*GOAL OF THE EXERCISE*
Determine how many lines contain the string "Adaptive" and reply with that number alone.

*THE INPUT*
•••
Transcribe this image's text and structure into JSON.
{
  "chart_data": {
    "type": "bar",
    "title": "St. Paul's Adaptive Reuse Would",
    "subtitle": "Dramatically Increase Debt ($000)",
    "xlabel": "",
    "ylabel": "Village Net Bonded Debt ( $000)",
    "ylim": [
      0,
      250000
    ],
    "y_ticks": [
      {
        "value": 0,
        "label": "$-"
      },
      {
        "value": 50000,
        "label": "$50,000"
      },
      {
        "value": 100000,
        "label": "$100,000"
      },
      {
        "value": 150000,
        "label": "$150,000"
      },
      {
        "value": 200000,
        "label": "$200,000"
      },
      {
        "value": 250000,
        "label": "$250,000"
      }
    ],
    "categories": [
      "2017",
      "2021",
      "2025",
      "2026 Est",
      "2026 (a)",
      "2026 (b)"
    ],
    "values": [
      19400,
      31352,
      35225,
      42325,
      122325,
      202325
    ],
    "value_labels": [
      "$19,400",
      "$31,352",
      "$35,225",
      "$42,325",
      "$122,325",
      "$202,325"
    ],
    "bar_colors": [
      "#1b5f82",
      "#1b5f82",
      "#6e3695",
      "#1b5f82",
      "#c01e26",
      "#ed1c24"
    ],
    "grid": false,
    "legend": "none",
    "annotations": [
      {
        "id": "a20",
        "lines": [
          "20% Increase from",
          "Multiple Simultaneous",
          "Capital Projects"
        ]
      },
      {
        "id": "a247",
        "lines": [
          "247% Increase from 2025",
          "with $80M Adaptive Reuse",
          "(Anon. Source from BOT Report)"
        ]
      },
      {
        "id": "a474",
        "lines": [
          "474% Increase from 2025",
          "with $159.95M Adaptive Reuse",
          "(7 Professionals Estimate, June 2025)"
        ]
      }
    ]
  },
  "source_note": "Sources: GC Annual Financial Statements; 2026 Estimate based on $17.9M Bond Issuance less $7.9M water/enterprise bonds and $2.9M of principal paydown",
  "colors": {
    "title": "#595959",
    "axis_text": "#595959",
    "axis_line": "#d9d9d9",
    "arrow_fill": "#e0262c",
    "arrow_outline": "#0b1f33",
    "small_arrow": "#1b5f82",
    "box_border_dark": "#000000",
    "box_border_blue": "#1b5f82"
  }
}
•••
*WRITTEN RESPONSE*
3